Begin

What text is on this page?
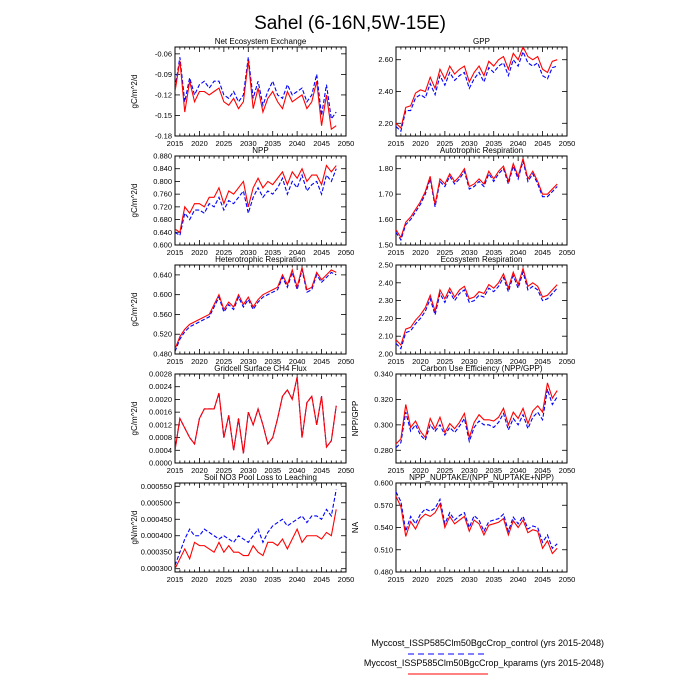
Sahel (6-16N,5W-15E)
Net Ecosystem Exchange
gC/m^2/d
2015 2020 2025 2030 2035 2040 2045 2050
-0.06
-0.09
-0.12
-0.15
-0.18
GPP
2015 2020 2025 2030 2035 2040 2045 2050
2.60
2.40
2.20
NPP
gC/m^2/d
2015 2020 2025 2030 2035 2040 2045 2050
0.880
0.840
0.800
0.760
0.720
0.680
0.640
0.600
Autotrophic Respiration
2015 2020 2025 2030 2035 2040 2045 2050
1.80
1.70
1.60
1.50
Heterotrophic Respiration
gC/m^2/d
2015 2020 2025 2030 2035 2040 2045 2050
0.640
0.600
0.560
0.520
0.480
Ecosystem Respiration
2015 2020 2025 2030 2035 2040 2045 2050
2.50
2.40
2.30
2.20
2.10
2.00
Gridcell Surface CH4 Flux
gC/m^2/d
2015 2020 2025 2030 2035 2040 2045 2050
0.0028
0.0024
0.0020
0.0016
0.0012
0.0008
0.0004
0.0000
Carbon Use Efficiency (NPP/GPP)
NPP/GPP
2015 2020 2025 2030 2035 2040 2045 2050
0.340
0.320
0.300
0.280
Soil NO3 Pool Loss to Leaching
gN/m^2/d
2015 2020 2025 2030 2035 2040 2045 2050
0.000550
0.000500
0.000450
0.000400
0.000350
0.000300
NPP_NUPTAKE/(NPP_NUPTAKE+NPP)
NA
2015 2020 2025 2030 2035 2040 2045 2050
0.600
0.570
0.540
0.510
0.480
Myccost_ISSP585Clm50BgcCrop_control (yrs 2015-2048)
Myccost_ISSP585Clm50BgcCrop_kparams (yrs 2015-2048)
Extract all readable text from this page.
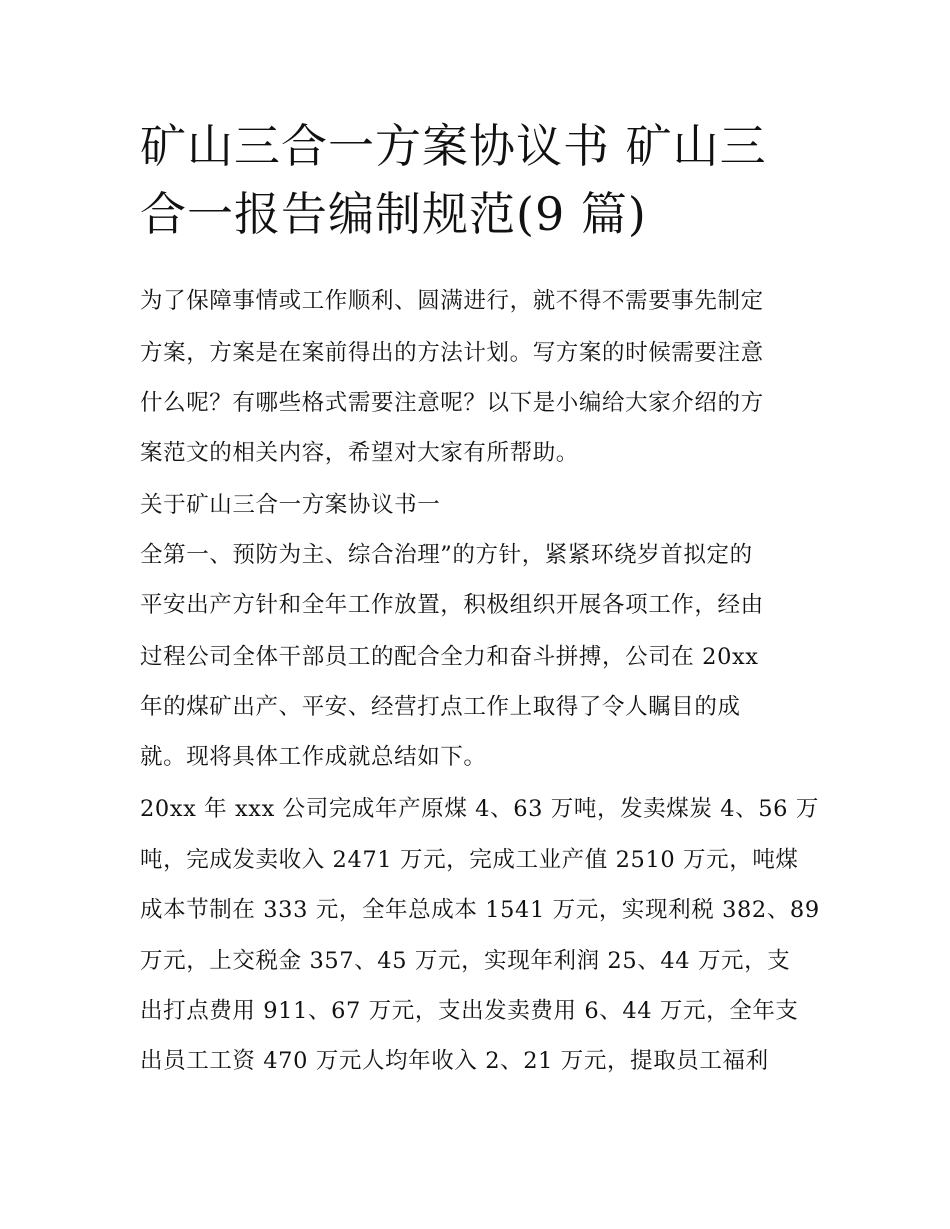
矿山三合一方案协议书 矿山三
合一报告编制规范(9 篇)
为了保障事情或工作顺利、圆满进行，就不得不需要事先制定
方案，方案是在案前得出的方法计划。写方案的时候需要注意
什么呢？有哪些格式需要注意呢？以下是小编给大家介绍的方
案范文的相关内容，希望对大家有所帮助。
关于矿山三合一方案协议书一
全第一、预防为主、综合治理”的方针，紧紧环绕岁首拟定的
平安出产方针和全年工作放置，积极组织开展各项工作，经由
过程公司全体干部员工的配合全力和奋斗拼搏，公司在 20xx
年的煤矿出产、平安、经营打点工作上取得了令人瞩目的成
就。现将具体工作成就总结如下。
20xx 年 xxx 公司完成年产原煤 4、63 万吨，发卖煤炭 4、56 万
吨，完成发卖收入 2471 万元，完成工业产值 2510 万元，吨煤
成本节制在 333 元，全年总成本 1541 万元，实现利税 382、89
万元，上交税金 357、45 万元，实现年利润 25、44 万元，支
出打点费用 911、67 万元，支出发卖费用 6、44 万元，全年支
出员工工资 470 万元人均年收入 2、21 万元，提取员工福利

End

* _GIVEN PROBLEM_: Quote the entries above word for word. Leave the images out.

* _RESULT FOR THIS TASK_:
What text is on this page?
Sahel (6-16N,5W-15E)
Net Ecosystem Exchange
gC/m^2/d
2015 2020 2025 2030 2035 2040 2045 2050
-0.06
-0.09
-0.12
-0.15
-0.18
GPP
2015 2020 2025 2030 2035 2040 2045 2050
2.60
2.40
2.20
NPP
gC/m^2/d
2015 2020 2025 2030 2035 2040 2045 2050
0.880
0.840
0.800
0.760
0.720
0.680
0.640
0.600
Autotrophic Respiration
2015 2020 2025 2030 2035 2040 2045 2050
1.80
1.70
1.60
1.50
Heterotrophic Respiration
gC/m^2/d
2015 2020 2025 2030 2035 2040 2045 2050
0.640
0.600
0.560
0.520
0.480
Ecosystem Respiration
2015 2020 2025 2030 2035 2040 2045 2050
2.50
2.40
2.30
2.20
2.10
2.00
Gridcell Surface CH4 Flux
gC/m^2/d
2015 2020 2025 2030 2035 2040 2045 2050
0.0028
0.0024
0.0020
0.0016
0.0012
0.0008
0.0004
0.0000
Carbon Use Efficiency (NPP/GPP)
NPP/GPP
2015 2020 2025 2030 2035 2040 2045 2050
0.340
0.320
0.300
0.280
Soil NO3 Pool Loss to Leaching
gN/m^2/d
2015 2020 2025 2030 2035 2040 2045 2050
0.000550
0.000500
0.000450
0.000400
0.000350
0.000300
NPP_NUPTAKE/(NPP_NUPTAKE+NPP)
NA
2015 2020 2025 2030 2035 2040 2045 2050
0.600
0.570
0.540
0.510
0.480
Myccost_ISSP585Clm50BgcCrop_control (yrs 2015-2048)
Myccost_ISSP585Clm50BgcCrop_kparams (yrs 2015-2048)
Extract all readable text from this page.
矿山三合一方案协议书 矿山三
合一报告编制规范(9 篇)
为了保障事情或工作顺利、圆满进行，就不得不需要事先制定
方案，方案是在案前得出的方法计划。写方案的时候需要注意
什么呢？有哪些格式需要注意呢？以下是小编给大家介绍的方
案范文的相关内容，希望对大家有所帮助。
关于矿山三合一方案协议书一
全第一、预防为主、综合治理”的方针，紧紧环绕岁首拟定的
平安出产方针和全年工作放置，积极组织开展各项工作，经由
过程公司全体干部员工的配合全力和奋斗拼搏，公司在 20xx
年的煤矿出产、平安、经营打点工作上取得了令人瞩目的成
就。现将具体工作成就总结如下。
20xx 年 xxx 公司完成年产原煤 4、63 万吨，发卖煤炭 4、56 万
吨，完成发卖收入 2471 万元，完成工业产值 2510 万元，吨煤
成本节制在 333 元，全年总成本 1541 万元，实现利税 382、89
万元，上交税金 357、45 万元，实现年利润 25、44 万元，支
出打点费用 911、67 万元，支出发卖费用 6、44 万元，全年支
出员工工资 470 万元人均年收入 2、21 万元，提取员工福利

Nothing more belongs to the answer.